* Begin RECORD LIST *

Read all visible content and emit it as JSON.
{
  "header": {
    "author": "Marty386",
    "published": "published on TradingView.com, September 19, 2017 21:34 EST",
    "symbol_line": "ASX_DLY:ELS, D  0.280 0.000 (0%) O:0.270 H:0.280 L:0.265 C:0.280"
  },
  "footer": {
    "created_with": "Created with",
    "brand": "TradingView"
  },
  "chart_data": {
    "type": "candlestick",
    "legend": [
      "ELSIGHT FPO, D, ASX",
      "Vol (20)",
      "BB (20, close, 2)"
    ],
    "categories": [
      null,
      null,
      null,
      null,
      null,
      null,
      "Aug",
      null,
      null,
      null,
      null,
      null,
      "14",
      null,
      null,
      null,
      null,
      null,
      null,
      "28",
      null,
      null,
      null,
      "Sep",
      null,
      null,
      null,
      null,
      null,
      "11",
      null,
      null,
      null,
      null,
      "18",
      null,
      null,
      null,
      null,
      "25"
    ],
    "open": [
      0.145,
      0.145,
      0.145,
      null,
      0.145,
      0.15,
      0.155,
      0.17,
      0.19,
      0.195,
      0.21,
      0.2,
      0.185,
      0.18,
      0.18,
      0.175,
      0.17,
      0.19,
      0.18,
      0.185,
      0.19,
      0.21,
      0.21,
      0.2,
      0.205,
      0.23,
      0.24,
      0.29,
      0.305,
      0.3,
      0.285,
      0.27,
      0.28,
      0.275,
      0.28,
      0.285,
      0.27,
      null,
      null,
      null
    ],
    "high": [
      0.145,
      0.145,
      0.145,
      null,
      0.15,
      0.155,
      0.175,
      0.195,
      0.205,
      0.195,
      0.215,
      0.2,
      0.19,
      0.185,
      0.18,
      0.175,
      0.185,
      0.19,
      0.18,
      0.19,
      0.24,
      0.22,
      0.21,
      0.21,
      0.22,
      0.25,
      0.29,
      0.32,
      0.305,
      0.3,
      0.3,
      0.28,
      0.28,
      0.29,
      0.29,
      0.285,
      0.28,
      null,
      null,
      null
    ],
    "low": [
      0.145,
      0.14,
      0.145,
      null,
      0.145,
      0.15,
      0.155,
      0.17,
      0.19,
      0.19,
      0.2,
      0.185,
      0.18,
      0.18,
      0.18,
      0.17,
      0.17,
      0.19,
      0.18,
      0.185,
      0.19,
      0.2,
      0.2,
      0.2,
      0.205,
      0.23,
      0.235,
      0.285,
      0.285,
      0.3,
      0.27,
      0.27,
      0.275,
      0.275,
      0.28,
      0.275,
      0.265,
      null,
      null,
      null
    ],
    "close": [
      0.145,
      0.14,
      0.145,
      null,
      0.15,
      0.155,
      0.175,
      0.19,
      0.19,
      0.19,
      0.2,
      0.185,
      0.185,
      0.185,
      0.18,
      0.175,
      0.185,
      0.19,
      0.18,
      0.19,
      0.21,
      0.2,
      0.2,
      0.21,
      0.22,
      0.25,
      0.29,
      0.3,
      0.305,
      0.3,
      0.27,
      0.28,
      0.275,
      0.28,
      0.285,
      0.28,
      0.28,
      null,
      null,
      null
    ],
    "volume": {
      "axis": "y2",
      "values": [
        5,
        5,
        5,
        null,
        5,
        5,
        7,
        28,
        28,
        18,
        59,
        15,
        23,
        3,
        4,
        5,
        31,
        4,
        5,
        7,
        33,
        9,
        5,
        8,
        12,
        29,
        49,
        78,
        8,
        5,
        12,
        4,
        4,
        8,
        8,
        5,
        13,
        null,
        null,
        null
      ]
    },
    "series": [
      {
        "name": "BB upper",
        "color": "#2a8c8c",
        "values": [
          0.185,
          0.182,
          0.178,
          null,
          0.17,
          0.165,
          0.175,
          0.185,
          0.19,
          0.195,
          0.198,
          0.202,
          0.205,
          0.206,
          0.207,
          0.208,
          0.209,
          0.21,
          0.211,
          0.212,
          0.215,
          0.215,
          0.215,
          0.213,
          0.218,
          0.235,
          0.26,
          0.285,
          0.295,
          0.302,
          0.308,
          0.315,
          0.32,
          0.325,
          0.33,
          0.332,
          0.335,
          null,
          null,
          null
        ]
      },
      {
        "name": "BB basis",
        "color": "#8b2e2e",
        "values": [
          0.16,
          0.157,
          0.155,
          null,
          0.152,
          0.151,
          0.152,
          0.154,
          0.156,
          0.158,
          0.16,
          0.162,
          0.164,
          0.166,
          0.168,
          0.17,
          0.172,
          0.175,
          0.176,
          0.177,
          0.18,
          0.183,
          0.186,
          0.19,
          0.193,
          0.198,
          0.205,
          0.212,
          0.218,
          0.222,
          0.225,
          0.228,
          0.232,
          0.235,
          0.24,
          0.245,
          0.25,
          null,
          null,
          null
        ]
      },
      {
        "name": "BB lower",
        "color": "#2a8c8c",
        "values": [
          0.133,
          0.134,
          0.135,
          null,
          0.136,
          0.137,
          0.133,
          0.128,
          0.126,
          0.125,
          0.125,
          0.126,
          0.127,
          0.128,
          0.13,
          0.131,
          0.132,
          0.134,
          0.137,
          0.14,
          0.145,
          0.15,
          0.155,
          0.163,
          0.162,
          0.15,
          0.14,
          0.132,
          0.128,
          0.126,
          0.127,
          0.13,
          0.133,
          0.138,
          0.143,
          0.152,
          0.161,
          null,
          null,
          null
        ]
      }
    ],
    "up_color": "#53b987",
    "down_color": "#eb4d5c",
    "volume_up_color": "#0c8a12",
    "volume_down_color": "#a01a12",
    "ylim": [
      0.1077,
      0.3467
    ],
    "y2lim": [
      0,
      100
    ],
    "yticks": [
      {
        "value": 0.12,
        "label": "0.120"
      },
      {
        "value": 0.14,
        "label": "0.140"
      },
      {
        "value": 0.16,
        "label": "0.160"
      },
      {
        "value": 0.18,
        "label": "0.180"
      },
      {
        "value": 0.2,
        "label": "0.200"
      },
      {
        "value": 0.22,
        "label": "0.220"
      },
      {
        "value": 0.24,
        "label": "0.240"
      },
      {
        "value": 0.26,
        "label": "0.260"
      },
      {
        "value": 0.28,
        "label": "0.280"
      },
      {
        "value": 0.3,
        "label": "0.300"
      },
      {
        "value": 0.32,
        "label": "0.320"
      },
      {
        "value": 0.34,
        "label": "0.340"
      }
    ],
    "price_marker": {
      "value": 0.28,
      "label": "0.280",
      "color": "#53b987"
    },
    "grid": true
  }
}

* End RECORD LIST *

◆ **PROBLEM TO WORK ON**: Transcribe the material exactly as it reads.

◆ **RESPONSE TO THIS TASK**:
Read all visible content and emit it as JSON.
{
  "header": {
    "author": "Marty386",
    "published": "published on TradingView.com, September 19, 2017 21:34 EST",
    "symbol_line": "ASX_DLY:ELS, D  0.280 0.000 (0%) O:0.270 H:0.280 L:0.265 C:0.280"
  },
  "footer": {
    "created_with": "Created with",
    "brand": "TradingView"
  },
  "chart_data": {
    "type": "candlestick",
    "legend": [
      "ELSIGHT FPO, D, ASX",
      "Vol (20)",
      "BB (20, close, 2)"
    ],
    "categories": [
      null,
      null,
      null,
      null,
      null,
      null,
      "Aug",
      null,
      null,
      null,
      null,
      null,
      "14",
      null,
      null,
      null,
      null,
      null,
      null,
      "28",
      null,
      null,
      null,
      "Sep",
      null,
      null,
      null,
      null,
      null,
      "11",
      null,
      null,
      null,
      null,
      "18",
      null,
      null,
      null,
      null,
      "25"
    ],
    "open": [
      0.145,
      0.145,
      0.145,
      null,
      0.145,
      0.15,
      0.155,
      0.17,
      0.19,
      0.195,
      0.21,
      0.2,
      0.185,
      0.18,
      0.18,
      0.175,
      0.17,
      0.19,
      0.18,
      0.185,
      0.19,
      0.21,
      0.21,
      0.2,
      0.205,
      0.23,
      0.24,
      0.29,
      0.305,
      0.3,
      0.285,
      0.27,
      0.28,
      0.275,
      0.28,
      0.285,
      0.27,
      null,
      null,
      null
    ],
    "high": [
      0.145,
      0.145,
      0.145,
      null,
      0.15,
      0.155,
      0.175,
      0.195,
      0.205,
      0.195,
      0.215,
      0.2,
      0.19,
      0.185,
      0.18,
      0.175,
      0.185,
      0.19,
      0.18,
      0.19,
      0.24,
      0.22,
      0.21,
      0.21,
      0.22,
      0.25,
      0.29,
      0.32,
      0.305,
      0.3,
      0.3,
      0.28,
      0.28,
      0.29,
      0.29,
      0.285,
      0.28,
      null,
      null,
      null
    ],
    "low": [
      0.145,
      0.14,
      0.145,
      null,
      0.145,
      0.15,
      0.155,
      0.17,
      0.19,
      0.19,
      0.2,
      0.185,
      0.18,
      0.18,
      0.18,
      0.17,
      0.17,
      0.19,
      0.18,
      0.185,
      0.19,
      0.2,
      0.2,
      0.2,
      0.205,
      0.23,
      0.235,
      0.285,
      0.285,
      0.3,
      0.27,
      0.27,
      0.275,
      0.275,
      0.28,
      0.275,
      0.265,
      null,
      null,
      null
    ],
    "close": [
      0.145,
      0.14,
      0.145,
      null,
      0.15,
      0.155,
      0.175,
      0.19,
      0.19,
      0.19,
      0.2,
      0.185,
      0.185,
      0.185,
      0.18,
      0.175,
      0.185,
      0.19,
      0.18,
      0.19,
      0.21,
      0.2,
      0.2,
      0.21,
      0.22,
      0.25,
      0.29,
      0.3,
      0.305,
      0.3,
      0.27,
      0.28,
      0.275,
      0.28,
      0.285,
      0.28,
      0.28,
      null,
      null,
      null
    ],
    "volume": {
      "axis": "y2",
      "values": [
        5,
        5,
        5,
        null,
        5,
        5,
        7,
        28,
        28,
        18,
        59,
        15,
        23,
        3,
        4,
        5,
        31,
        4,
        5,
        7,
        33,
        9,
        5,
        8,
        12,
        29,
        49,
        78,
        8,
        5,
        12,
        4,
        4,
        8,
        8,
        5,
        13,
        null,
        null,
        null
      ]
    },
    "series": [
      {
        "name": "BB upper",
        "color": "#2a8c8c",
        "values": [
          0.185,
          0.182,
          0.178,
          null,
          0.17,
          0.165,
          0.175,
          0.185,
          0.19,
          0.195,
          0.198,
          0.202,
          0.205,
          0.206,
          0.207,
          0.208,
          0.209,
          0.21,
          0.211,
          0.212,
          0.215,
          0.215,
          0.215,
          0.213,
          0.218,
          0.235,
          0.26,
          0.285,
          0.295,
          0.302,
          0.308,
          0.315,
          0.32,
          0.325,
          0.33,
          0.332,
          0.335,
          null,
          null,
          null
        ]
      },
      {
        "name": "BB basis",
        "color": "#8b2e2e",
        "values": [
          0.16,
          0.157,
          0.155,
          null,
          0.152,
          0.151,
          0.152,
          0.154,
          0.156,
          0.158,
          0.16,
          0.162,
          0.164,
          0.166,
          0.168,
          0.17,
          0.172,
          0.175,
          0.176,
          0.177,
          0.18,
          0.183,
          0.186,
          0.19,
          0.193,
          0.198,
          0.205,
          0.212,
          0.218,
          0.222,
          0.225,
          0.228,
          0.232,
          0.235,
          0.24,
          0.245,
          0.25,
          null,
          null,
          null
        ]
      },
      {
        "name": "BB lower",
        "color": "#2a8c8c",
        "values": [
          0.133,
          0.134,
          0.135,
          null,
          0.136,
          0.137,
          0.133,
          0.128,
          0.126,
          0.125,
          0.125,
          0.126,
          0.127,
          0.128,
          0.13,
          0.131,
          0.132,
          0.134,
          0.137,
          0.14,
          0.145,
          0.15,
          0.155,
          0.163,
          0.162,
          0.15,
          0.14,
          0.132,
          0.128,
          0.126,
          0.127,
          0.13,
          0.133,
          0.138,
          0.143,
          0.152,
          0.161,
          null,
          null,
          null
        ]
      }
    ],
    "up_color": "#53b987",
    "down_color": "#eb4d5c",
    "volume_up_color": "#0c8a12",
    "volume_down_color": "#a01a12",
    "ylim": [
      0.1077,
      0.3467
    ],
    "y2lim": [
      0,
      100
    ],
    "yticks": [
      {
        "value": 0.12,
        "label": "0.120"
      },
      {
        "value": 0.14,
        "label": "0.140"
      },
      {
        "value": 0.16,
        "label": "0.160"
      },
      {
        "value": 0.18,
        "label": "0.180"
      },
      {
        "value": 0.2,
        "label": "0.200"
      },
      {
        "value": 0.22,
        "label": "0.220"
      },
      {
        "value": 0.24,
        "label": "0.240"
      },
      {
        "value": 0.26,
        "label": "0.260"
      },
      {
        "value": 0.28,
        "label": "0.280"
      },
      {
        "value": 0.3,
        "label": "0.300"
      },
      {
        "value": 0.32,
        "label": "0.320"
      },
      {
        "value": 0.34,
        "label": "0.340"
      }
    ],
    "price_marker": {
      "value": 0.28,
      "label": "0.280",
      "color": "#53b987"
    },
    "grid": true
  }
}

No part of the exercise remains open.